= Given passage =

Chevrotain / chevrotain

Parser Building Toolkit for JavaScript
https://chevrotain.io
Apache License 2.0
2.49k stars 204 forks source link

Remove support for Tokens defined as classes. #653

Closed bd82 closed 6 years ago

bd82 commented 6 years ago
bd82 commented 6 years ago

See #660

bd82 commented 6 years ago

This can probably be accomplished as a soft deprecation. Just remove any related examples as the code base can still handle TokenTypes as classes. Perhaps add a runtime check (That can be disabled) so end users will be aware the functionality will eventually break as it is no longer an official API?

ghost commented 6 years ago

It should be noted that this change comes with some added noise/redundancy.

Instead of inferring the name property from the class, you must now specify a separate name property to achieve the same, which is confusing and much longer:

const Identifier = createToken({
      ^^^^^^^^^^
        name: "Identifier",
               ^^^^^^^^^^              
        pattern: /[a-zA-Z_]\w+/
});

as opposed to:

class Identifier {
        static pattern = /[a-zA-Z_]\w+/;
}

which is much cleaner.

Can't say I'm very fond of this change. 😞

bd82 commented 6 years ago

It should be noted that this change comes with some added noise/redundancy.

That is not exactly correct, just not the responsibility of the Chevrotain library. See code snippet below how to avoid the duplication.


const orgCreateToken = require("chevrotain").createToken

const tokenVocabulary  = {}
function createToken(config) {
   const newToken = orgCreateToken(config)
   tokenVocabulary[config.name] = newToken
   return newToken
}

createToken({name: "A", pattern:/a/})
createToken({name: "B", pattern:/b/})

// to make things concise...
const t = tokenVocabulary

// in parsing rule
$.CONSUME(t.A)
bd82 commented 6 years ago

Also if you are fond of the class syntax you can keep using it to define the TokensTypes even after they will be hard deprecated.

All you need to do is process your classes (functions with static properties) and invoke the appropriate createToken calls. and run a processor on those classes to invoke the createToken API with the right arguments.

Something like

class MyTokenClass {
   static PATTERN = /abc/
}

const MyToken = createToken({
   // Function.name property won't work on IE11
   name: MyTokenClass.name, 
   patttern: MyTokenClass.PATTERN
})

= Data =
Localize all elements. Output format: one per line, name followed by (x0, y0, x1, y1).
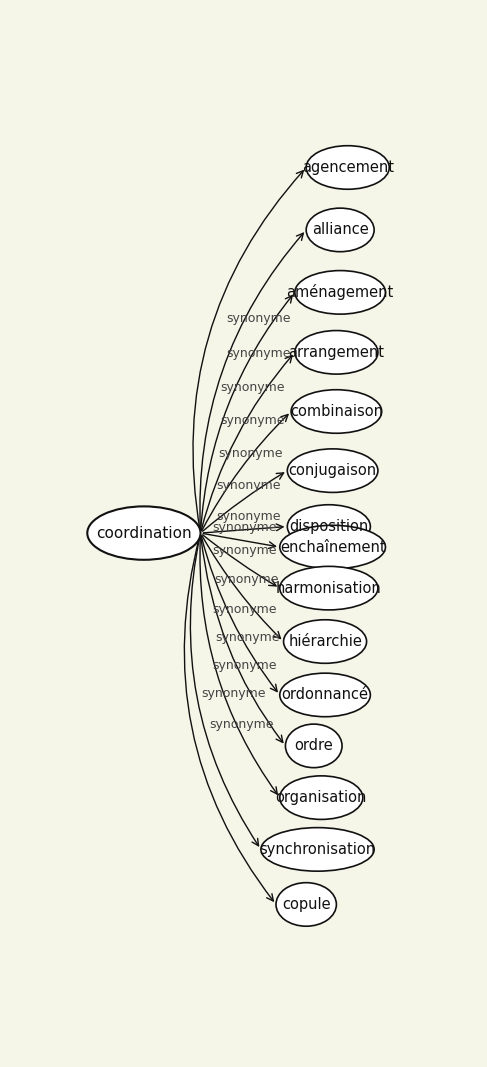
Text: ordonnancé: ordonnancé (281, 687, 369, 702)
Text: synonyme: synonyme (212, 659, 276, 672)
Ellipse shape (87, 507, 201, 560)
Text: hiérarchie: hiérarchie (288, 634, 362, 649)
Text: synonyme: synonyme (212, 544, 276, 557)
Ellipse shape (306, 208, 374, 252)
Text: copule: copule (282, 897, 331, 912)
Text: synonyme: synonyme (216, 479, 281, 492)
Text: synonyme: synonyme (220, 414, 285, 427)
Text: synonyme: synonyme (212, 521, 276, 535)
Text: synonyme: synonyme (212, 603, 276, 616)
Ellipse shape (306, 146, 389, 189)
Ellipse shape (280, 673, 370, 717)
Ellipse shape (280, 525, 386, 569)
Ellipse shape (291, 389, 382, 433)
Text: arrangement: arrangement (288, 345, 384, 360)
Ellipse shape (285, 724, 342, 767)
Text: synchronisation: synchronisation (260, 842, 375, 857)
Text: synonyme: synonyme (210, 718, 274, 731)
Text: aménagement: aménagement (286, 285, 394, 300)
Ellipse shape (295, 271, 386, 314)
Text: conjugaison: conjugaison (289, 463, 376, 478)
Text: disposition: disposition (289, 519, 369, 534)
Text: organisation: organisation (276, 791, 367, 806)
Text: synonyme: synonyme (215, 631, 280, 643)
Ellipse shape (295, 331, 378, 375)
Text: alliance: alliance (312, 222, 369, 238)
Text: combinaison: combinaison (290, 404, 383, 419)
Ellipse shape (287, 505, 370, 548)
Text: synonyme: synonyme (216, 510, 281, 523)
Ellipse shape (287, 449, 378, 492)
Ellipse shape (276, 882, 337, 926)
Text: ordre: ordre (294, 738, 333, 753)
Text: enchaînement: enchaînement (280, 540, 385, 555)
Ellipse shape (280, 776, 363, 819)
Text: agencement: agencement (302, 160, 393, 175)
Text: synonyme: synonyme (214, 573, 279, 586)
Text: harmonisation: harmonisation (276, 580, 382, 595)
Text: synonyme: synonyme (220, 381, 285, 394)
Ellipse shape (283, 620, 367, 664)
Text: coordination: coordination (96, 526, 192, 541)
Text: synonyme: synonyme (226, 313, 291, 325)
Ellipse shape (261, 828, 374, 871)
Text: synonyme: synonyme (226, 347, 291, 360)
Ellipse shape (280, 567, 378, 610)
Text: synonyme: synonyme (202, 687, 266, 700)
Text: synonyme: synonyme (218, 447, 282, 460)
* * *
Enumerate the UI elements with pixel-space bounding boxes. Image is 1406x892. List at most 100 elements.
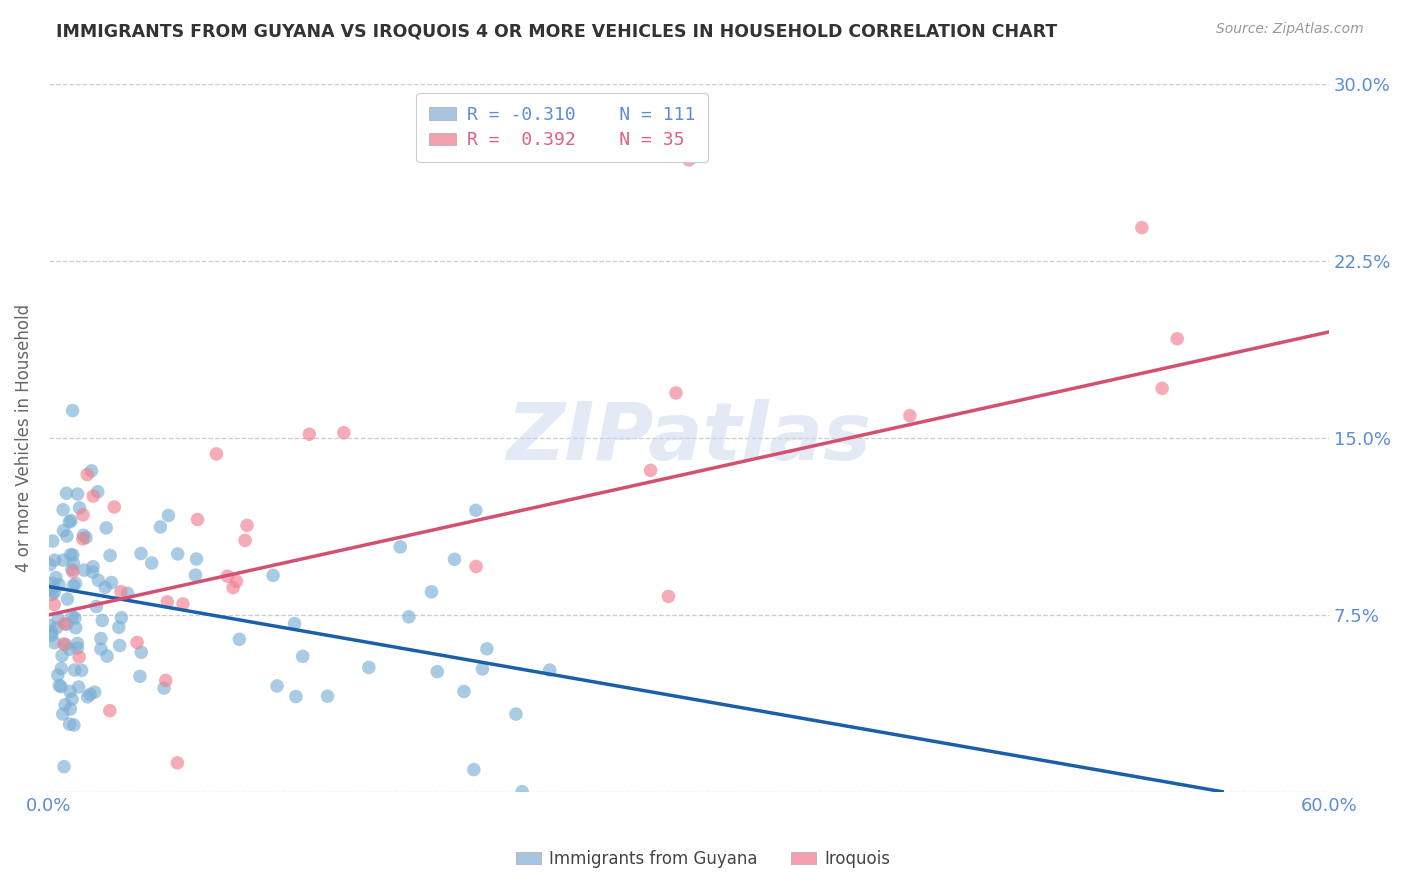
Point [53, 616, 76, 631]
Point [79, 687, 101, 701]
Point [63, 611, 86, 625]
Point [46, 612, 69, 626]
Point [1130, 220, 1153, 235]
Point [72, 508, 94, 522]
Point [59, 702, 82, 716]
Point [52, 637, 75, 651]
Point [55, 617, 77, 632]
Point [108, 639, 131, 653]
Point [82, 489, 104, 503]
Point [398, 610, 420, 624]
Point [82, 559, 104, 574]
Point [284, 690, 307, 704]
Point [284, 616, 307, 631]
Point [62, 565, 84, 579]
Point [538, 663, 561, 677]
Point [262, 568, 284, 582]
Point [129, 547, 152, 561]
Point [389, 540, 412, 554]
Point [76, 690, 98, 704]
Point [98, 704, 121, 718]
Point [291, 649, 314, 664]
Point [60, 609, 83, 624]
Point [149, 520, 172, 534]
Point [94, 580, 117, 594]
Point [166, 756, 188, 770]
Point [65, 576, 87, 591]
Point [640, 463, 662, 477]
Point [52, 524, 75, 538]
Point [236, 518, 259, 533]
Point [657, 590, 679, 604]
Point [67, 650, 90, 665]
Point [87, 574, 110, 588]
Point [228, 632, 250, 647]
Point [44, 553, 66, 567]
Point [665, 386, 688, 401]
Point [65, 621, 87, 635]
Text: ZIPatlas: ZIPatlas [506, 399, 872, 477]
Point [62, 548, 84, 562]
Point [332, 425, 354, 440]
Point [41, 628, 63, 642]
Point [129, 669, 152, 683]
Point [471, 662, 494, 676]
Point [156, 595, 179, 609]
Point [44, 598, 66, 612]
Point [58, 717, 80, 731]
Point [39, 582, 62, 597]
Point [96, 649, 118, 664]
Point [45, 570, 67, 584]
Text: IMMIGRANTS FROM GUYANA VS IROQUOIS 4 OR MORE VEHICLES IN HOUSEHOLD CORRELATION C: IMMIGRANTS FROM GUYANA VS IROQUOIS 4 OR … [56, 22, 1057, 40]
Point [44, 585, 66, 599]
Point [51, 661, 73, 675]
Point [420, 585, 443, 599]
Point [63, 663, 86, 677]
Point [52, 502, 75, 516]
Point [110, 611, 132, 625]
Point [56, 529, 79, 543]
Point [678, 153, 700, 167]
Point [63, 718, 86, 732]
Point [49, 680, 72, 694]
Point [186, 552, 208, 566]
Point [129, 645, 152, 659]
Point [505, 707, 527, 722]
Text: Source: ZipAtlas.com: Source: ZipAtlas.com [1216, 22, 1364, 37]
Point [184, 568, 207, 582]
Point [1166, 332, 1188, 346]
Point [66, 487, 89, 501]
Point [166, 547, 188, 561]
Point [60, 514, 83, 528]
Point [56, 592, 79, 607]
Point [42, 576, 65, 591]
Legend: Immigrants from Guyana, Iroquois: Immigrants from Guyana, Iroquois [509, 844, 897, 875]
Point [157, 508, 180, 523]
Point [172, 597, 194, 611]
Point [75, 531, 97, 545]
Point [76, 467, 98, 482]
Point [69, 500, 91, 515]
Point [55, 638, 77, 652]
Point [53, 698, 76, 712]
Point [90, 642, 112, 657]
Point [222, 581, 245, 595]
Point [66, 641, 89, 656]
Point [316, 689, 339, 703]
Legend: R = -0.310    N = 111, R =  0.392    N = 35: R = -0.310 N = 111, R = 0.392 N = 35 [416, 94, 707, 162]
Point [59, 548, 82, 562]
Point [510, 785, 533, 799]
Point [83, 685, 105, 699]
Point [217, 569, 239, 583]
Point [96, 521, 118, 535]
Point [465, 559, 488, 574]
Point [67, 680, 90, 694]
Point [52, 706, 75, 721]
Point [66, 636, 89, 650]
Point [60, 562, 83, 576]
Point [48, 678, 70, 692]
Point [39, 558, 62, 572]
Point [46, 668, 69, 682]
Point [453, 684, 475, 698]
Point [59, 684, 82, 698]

= What this task involves =
Answer these questions using the Chevrotain issue thread:
1. Under what license is the toolkit released?
2. What does the comment proposing a soft deprecation suggest adding so that end users know the functionality will eventually break?
3. In the final code snippet, on which browser does the comment say the Function.name property won't work?

= Answer to the exercise =
1. Apache License 2.0.
2. A runtime check that can be disabled.
3. IE11.